» What you are asked to do
Find the lines holding "πολλές" and copy them.

» Data excerpts
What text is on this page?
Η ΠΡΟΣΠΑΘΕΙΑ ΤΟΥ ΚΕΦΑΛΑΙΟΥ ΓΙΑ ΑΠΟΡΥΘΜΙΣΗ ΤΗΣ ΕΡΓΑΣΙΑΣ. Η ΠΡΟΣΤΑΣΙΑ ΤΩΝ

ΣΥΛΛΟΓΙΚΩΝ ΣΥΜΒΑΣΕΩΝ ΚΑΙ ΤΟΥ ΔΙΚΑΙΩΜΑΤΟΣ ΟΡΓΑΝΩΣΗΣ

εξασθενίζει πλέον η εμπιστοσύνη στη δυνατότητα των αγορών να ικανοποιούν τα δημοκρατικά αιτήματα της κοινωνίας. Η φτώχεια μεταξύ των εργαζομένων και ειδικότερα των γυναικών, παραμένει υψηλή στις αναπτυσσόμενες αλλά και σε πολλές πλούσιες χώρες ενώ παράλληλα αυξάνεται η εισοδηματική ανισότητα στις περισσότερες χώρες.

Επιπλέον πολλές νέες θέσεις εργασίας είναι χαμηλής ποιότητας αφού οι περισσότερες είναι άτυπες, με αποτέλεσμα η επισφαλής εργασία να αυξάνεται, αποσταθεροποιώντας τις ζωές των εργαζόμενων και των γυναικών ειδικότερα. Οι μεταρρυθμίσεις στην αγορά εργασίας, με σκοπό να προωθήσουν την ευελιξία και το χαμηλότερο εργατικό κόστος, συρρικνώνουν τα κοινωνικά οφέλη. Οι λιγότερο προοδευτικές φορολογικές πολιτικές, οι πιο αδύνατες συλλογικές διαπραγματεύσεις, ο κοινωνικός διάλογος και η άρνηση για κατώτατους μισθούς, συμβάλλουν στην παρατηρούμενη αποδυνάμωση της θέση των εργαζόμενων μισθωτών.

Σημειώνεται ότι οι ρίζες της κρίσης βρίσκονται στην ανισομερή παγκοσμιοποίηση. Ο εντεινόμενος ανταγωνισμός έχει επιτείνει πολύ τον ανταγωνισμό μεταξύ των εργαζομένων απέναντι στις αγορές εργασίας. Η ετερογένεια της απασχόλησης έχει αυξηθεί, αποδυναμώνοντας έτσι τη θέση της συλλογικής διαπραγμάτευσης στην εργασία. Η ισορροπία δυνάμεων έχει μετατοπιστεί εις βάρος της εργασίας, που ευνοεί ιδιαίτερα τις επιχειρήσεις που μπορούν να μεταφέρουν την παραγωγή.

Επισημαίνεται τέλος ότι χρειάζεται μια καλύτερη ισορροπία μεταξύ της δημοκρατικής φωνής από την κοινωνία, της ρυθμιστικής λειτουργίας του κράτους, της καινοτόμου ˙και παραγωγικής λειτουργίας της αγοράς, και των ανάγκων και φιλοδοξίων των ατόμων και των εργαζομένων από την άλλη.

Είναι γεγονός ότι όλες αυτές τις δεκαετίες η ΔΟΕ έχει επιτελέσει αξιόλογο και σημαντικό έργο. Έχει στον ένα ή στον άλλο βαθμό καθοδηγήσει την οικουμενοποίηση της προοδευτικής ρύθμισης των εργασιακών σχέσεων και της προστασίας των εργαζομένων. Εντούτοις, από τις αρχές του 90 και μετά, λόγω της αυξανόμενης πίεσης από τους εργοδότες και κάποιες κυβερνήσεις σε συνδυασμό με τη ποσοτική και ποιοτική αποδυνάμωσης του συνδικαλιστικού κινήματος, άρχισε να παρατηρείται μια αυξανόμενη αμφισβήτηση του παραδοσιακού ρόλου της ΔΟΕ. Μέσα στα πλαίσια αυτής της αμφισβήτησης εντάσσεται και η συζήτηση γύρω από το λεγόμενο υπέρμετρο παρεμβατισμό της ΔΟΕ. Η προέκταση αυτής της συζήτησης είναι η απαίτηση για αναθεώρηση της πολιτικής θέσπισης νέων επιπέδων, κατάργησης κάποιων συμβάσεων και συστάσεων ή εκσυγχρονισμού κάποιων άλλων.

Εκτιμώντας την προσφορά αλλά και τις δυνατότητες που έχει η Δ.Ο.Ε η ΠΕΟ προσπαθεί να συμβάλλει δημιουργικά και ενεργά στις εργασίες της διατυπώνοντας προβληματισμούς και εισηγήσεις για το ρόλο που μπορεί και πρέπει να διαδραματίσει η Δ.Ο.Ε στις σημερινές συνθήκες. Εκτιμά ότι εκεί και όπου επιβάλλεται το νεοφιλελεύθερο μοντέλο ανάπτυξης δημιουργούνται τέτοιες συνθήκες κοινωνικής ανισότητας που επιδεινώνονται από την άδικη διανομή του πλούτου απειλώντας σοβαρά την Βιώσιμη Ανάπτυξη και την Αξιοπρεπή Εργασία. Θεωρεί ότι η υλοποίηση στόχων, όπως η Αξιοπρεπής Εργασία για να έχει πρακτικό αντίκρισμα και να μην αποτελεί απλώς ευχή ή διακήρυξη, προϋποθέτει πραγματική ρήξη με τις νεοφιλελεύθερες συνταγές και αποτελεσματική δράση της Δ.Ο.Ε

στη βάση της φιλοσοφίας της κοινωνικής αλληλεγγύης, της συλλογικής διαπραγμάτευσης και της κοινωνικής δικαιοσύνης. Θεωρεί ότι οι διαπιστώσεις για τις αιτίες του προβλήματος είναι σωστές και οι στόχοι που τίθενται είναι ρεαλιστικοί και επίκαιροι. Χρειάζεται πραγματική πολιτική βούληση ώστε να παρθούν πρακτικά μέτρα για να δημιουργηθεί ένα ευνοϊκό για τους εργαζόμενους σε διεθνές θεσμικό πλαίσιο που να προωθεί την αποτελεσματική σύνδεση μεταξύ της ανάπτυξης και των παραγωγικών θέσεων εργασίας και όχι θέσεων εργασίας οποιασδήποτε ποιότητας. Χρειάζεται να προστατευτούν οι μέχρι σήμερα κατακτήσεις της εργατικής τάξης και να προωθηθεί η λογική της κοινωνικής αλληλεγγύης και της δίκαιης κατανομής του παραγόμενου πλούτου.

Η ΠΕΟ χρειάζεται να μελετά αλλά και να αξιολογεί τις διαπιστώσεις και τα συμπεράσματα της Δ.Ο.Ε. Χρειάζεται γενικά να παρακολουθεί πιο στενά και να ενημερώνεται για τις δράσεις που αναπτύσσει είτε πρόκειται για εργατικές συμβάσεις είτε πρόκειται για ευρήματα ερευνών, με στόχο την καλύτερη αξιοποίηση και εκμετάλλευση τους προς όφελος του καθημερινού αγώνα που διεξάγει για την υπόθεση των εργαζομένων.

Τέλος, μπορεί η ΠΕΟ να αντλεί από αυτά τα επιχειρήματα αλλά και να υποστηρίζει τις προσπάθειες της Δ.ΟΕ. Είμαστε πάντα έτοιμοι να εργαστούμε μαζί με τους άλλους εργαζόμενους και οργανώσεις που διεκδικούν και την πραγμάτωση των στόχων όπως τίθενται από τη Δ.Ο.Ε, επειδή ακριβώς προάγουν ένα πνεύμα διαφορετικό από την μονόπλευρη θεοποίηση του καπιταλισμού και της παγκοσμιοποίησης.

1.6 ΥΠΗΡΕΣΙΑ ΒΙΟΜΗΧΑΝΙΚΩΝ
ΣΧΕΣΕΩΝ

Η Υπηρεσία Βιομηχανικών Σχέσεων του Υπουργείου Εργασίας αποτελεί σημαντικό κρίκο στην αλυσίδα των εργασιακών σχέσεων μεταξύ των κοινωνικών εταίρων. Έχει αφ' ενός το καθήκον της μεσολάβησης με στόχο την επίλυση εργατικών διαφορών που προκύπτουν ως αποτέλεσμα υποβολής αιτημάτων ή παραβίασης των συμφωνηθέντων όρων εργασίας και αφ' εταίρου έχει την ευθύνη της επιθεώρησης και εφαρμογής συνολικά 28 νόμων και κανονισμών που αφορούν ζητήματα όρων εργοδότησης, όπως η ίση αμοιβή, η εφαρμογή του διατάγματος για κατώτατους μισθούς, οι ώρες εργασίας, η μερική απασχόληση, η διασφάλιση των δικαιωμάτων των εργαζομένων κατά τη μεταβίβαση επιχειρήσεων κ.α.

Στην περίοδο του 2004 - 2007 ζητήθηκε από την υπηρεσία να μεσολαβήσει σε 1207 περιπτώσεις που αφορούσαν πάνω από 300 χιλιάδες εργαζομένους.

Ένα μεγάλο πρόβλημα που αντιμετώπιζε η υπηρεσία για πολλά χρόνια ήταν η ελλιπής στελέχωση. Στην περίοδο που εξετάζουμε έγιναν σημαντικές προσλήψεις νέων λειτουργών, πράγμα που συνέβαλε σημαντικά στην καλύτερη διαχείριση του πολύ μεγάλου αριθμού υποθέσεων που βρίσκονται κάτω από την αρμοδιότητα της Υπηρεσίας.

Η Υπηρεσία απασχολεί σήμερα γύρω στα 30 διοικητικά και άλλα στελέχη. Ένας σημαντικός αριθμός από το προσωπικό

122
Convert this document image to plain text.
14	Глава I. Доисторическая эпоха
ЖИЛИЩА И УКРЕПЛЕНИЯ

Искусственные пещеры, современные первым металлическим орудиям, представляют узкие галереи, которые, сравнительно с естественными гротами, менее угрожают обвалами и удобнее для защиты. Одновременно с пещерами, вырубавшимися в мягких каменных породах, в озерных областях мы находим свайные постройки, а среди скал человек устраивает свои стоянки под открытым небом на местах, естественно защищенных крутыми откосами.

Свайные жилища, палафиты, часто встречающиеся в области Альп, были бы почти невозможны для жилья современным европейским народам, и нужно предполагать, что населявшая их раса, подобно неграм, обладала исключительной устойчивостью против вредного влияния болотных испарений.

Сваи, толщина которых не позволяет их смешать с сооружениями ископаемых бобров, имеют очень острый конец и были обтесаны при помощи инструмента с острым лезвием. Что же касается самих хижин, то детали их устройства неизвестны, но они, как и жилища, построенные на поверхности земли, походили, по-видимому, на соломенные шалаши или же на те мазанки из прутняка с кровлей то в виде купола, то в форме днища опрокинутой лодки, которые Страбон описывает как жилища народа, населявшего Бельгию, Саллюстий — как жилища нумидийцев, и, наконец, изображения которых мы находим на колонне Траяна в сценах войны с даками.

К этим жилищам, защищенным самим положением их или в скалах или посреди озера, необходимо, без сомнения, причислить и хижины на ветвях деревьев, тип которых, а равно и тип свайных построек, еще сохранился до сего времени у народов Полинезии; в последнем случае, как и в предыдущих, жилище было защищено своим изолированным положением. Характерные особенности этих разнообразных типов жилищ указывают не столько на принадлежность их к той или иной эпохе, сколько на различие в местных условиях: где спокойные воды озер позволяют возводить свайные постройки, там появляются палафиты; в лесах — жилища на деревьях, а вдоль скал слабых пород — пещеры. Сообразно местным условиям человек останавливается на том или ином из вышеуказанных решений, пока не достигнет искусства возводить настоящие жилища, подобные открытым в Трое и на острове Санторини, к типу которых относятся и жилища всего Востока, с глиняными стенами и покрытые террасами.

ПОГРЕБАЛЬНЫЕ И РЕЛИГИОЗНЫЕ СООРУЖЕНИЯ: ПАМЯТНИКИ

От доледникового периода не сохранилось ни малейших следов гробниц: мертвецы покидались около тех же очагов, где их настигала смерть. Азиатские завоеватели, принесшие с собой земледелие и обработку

» Exercise result
εξασθενίζει πλέον η εμπιστοσύνη στη δυνατότητα των αγορών να ικανοποιούν τα δημοκρατικά αιτήματα της κοινωνίας. Η φτώχεια μεταξύ των εργαζομένων και ειδικότερα των γυναικών, παραμένει υψηλή στις αναπτυσσόμενες αλλά και σε πολλές πλούσιες χώρες ενώ παράλληλα αυξάνεται η εισοδηματική ανισότητα στις περισσότερες χώρες.
Επιπλέον πολλές νέες θέσεις εργασίας είναι χαμηλής ποιότητας αφού οι περισσότερες είναι άτυπες, με αποτέλεσμα η επισφαλής εργασία να αυξάνεται, αποσταθεροποιώντας τις ζωές των εργαζόμενων και των γυναικών ειδικότερα. Οι μεταρρυθμίσεις στην αγορά εργασίας, με σκοπό να προωθήσουν την ευελιξία και το χαμηλότερο εργατικό κόστος, συρρικνώνουν τα κοινωνικά οφέλη. Οι λιγότερο προοδευτικές φορολογικές πολιτικές, οι πιο αδύνατες συλλογικές διαπραγματεύσεις, ο κοινωνικός διάλογος και η άρνηση για κατώτατους μισθούς, συμβάλλουν στην παρατηρούμενη αποδυνάμωση της θέση των εργαζόμενων μισθωτών.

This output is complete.